[Task input]:
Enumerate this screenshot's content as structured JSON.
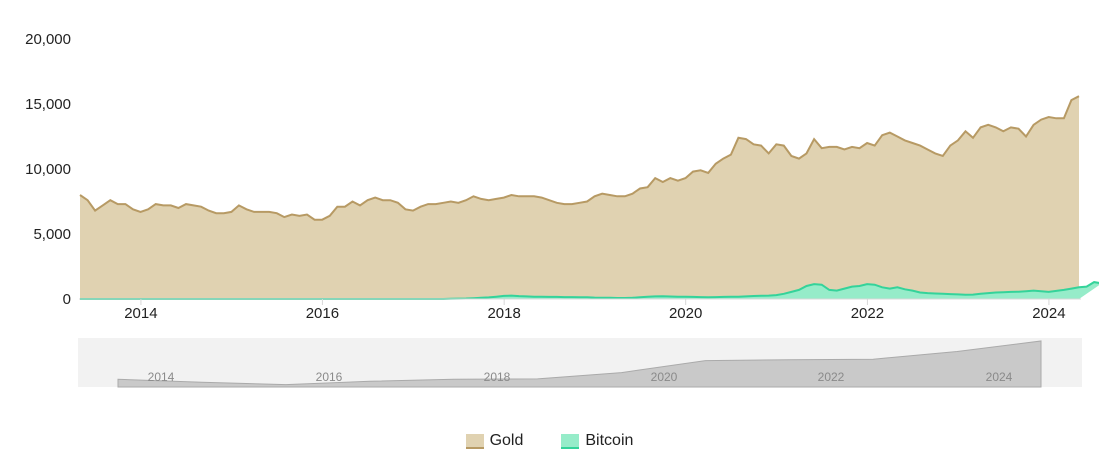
{
  "chart_data": {
    "type": "area",
    "title": "",
    "xlabel": "",
    "ylabel": "",
    "ylim": [
      0,
      20000
    ],
    "yticks": [
      "0",
      "5,000",
      "10,000",
      "15,000",
      "20,000"
    ],
    "xticks": [
      "2014",
      "2016",
      "2018",
      "2020",
      "2022",
      "2024"
    ],
    "grid": false,
    "legend_position": "bottom-center",
    "x_start": "2013-05",
    "x_end": "2024-05",
    "stacked": false,
    "series": [
      {
        "name": "Gold",
        "color": "#b79a64",
        "fill": "#e0d2b1",
        "values": [
          8000,
          7600,
          6800,
          7200,
          7600,
          7300,
          7300,
          6900,
          6700,
          6900,
          7300,
          7200,
          7200,
          7000,
          7300,
          7200,
          7100,
          6800,
          6600,
          6600,
          6700,
          7200,
          6900,
          6700,
          6700,
          6700,
          6600,
          6300,
          6500,
          6400,
          6500,
          6100,
          6100,
          6400,
          7100,
          7100,
          7500,
          7200,
          7600,
          7800,
          7600,
          7600,
          7400,
          6900,
          6800,
          7100,
          7300,
          7300,
          7400,
          7500,
          7400,
          7600,
          7900,
          7700,
          7600,
          7700,
          7800,
          8000,
          7900,
          7900,
          7900,
          7800,
          7600,
          7400,
          7300,
          7300,
          7400,
          7500,
          7900,
          8100,
          8000,
          7900,
          7900,
          8100,
          8500,
          8600,
          9300,
          9000,
          9300,
          9100,
          9300,
          9800,
          9900,
          9700,
          10400,
          10800,
          11100,
          12400,
          12300,
          11900,
          11800,
          11200,
          11900,
          11800,
          11000,
          10800,
          11200,
          12300,
          11600,
          11700,
          11700,
          11500,
          11700,
          11600,
          12000,
          11800,
          12600,
          12800,
          12500,
          12200,
          12000,
          11800,
          11500,
          11200,
          11000,
          11800,
          12200,
          12900,
          12400,
          13200,
          13400,
          13200,
          12900,
          13200,
          13100,
          12500,
          13400,
          13800,
          14000,
          13900,
          13900,
          15300,
          15600
        ]
      },
      {
        "name": "Bitcoin",
        "color": "#34d39a",
        "fill": "#96ecc9",
        "values": [
          0,
          0,
          0,
          0,
          0,
          0,
          0,
          0,
          0,
          0,
          0,
          0,
          0,
          0,
          0,
          0,
          0,
          0,
          0,
          0,
          0,
          0,
          0,
          0,
          0,
          0,
          0,
          0,
          0,
          0,
          0,
          0,
          0,
          0,
          0,
          0,
          0,
          0,
          0,
          0,
          0,
          0,
          0,
          0,
          0,
          0,
          0,
          0,
          0,
          20,
          30,
          40,
          60,
          90,
          120,
          180,
          240,
          260,
          220,
          200,
          180,
          170,
          160,
          160,
          150,
          150,
          140,
          130,
          110,
          100,
          90,
          80,
          80,
          90,
          130,
          170,
          200,
          210,
          190,
          180,
          170,
          160,
          150,
          140,
          150,
          160,
          170,
          180,
          200,
          230,
          250,
          260,
          300,
          400,
          550,
          700,
          1000,
          1150,
          1100,
          700,
          650,
          800,
          950,
          1000,
          1150,
          1100,
          900,
          800,
          900,
          750,
          650,
          500,
          450,
          420,
          400,
          380,
          350,
          330,
          340,
          400,
          450,
          500,
          520,
          550,
          560,
          600,
          650,
          600,
          550,
          620,
          700,
          800,
          900,
          950,
          1300,
          1200
        ]
      }
    ]
  },
  "navigator": {
    "ticks": [
      "2014",
      "2016",
      "2018",
      "2020",
      "2022",
      "2024"
    ],
    "values": [
      7600,
      7000,
      6500,
      7200,
      7600,
      7700,
      9000,
      11500,
      11700,
      11800,
      13400,
      15600
    ]
  }
}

[Exercise brief]: Retype each line of the listing above word for word. Exclude the pictures.

[Response below]:
Enumerate this screenshot's content as structured JSON.
{
  "chart_data": {
    "type": "area",
    "title": "",
    "xlabel": "",
    "ylabel": "",
    "ylim": [
      0,
      20000
    ],
    "yticks": [
      "0",
      "5,000",
      "10,000",
      "15,000",
      "20,000"
    ],
    "xticks": [
      "2014",
      "2016",
      "2018",
      "2020",
      "2022",
      "2024"
    ],
    "grid": false,
    "legend_position": "bottom-center",
    "x_start": "2013-05",
    "x_end": "2024-05",
    "stacked": false,
    "series": [
      {
        "name": "Gold",
        "color": "#b79a64",
        "fill": "#e0d2b1",
        "values": [
          8000,
          7600,
          6800,
          7200,
          7600,
          7300,
          7300,
          6900,
          6700,
          6900,
          7300,
          7200,
          7200,
          7000,
          7300,
          7200,
          7100,
          6800,
          6600,
          6600,
          6700,
          7200,
          6900,
          6700,
          6700,
          6700,
          6600,
          6300,
          6500,
          6400,
          6500,
          6100,
          6100,
          6400,
          7100,
          7100,
          7500,
          7200,
          7600,
          7800,
          7600,
          7600,
          7400,
          6900,
          6800,
          7100,
          7300,
          7300,
          7400,
          7500,
          7400,
          7600,
          7900,
          7700,
          7600,
          7700,
          7800,
          8000,
          7900,
          7900,
          7900,
          7800,
          7600,
          7400,
          7300,
          7300,
          7400,
          7500,
          7900,
          8100,
          8000,
          7900,
          7900,
          8100,
          8500,
          8600,
          9300,
          9000,
          9300,
          9100,
          9300,
          9800,
          9900,
          9700,
          10400,
          10800,
          11100,
          12400,
          12300,
          11900,
          11800,
          11200,
          11900,
          11800,
          11000,
          10800,
          11200,
          12300,
          11600,
          11700,
          11700,
          11500,
          11700,
          11600,
          12000,
          11800,
          12600,
          12800,
          12500,
          12200,
          12000,
          11800,
          11500,
          11200,
          11000,
          11800,
          12200,
          12900,
          12400,
          13200,
          13400,
          13200,
          12900,
          13200,
          13100,
          12500,
          13400,
          13800,
          14000,
          13900,
          13900,
          15300,
          15600
        ]
      },
      {
        "name": "Bitcoin",
        "color": "#34d39a",
        "fill": "#96ecc9",
        "values": [
          0,
          0,
          0,
          0,
          0,
          0,
          0,
          0,
          0,
          0,
          0,
          0,
          0,
          0,
          0,
          0,
          0,
          0,
          0,
          0,
          0,
          0,
          0,
          0,
          0,
          0,
          0,
          0,
          0,
          0,
          0,
          0,
          0,
          0,
          0,
          0,
          0,
          0,
          0,
          0,
          0,
          0,
          0,
          0,
          0,
          0,
          0,
          0,
          0,
          20,
          30,
          40,
          60,
          90,
          120,
          180,
          240,
          260,
          220,
          200,
          180,
          170,
          160,
          160,
          150,
          150,
          140,
          130,
          110,
          100,
          90,
          80,
          80,
          90,
          130,
          170,
          200,
          210,
          190,
          180,
          170,
          160,
          150,
          140,
          150,
          160,
          170,
          180,
          200,
          230,
          250,
          260,
          300,
          400,
          550,
          700,
          1000,
          1150,
          1100,
          700,
          650,
          800,
          950,
          1000,
          1150,
          1100,
          900,
          800,
          900,
          750,
          650,
          500,
          450,
          420,
          400,
          380,
          350,
          330,
          340,
          400,
          450,
          500,
          520,
          550,
          560,
          600,
          650,
          600,
          550,
          620,
          700,
          800,
          900,
          950,
          1300,
          1200
        ]
      }
    ]
  },
  "navigator": {
    "ticks": [
      "2014",
      "2016",
      "2018",
      "2020",
      "2022",
      "2024"
    ],
    "values": [
      7600,
      7000,
      6500,
      7200,
      7600,
      7700,
      9000,
      11500,
      11700,
      11800,
      13400,
      15600
    ]
  }
}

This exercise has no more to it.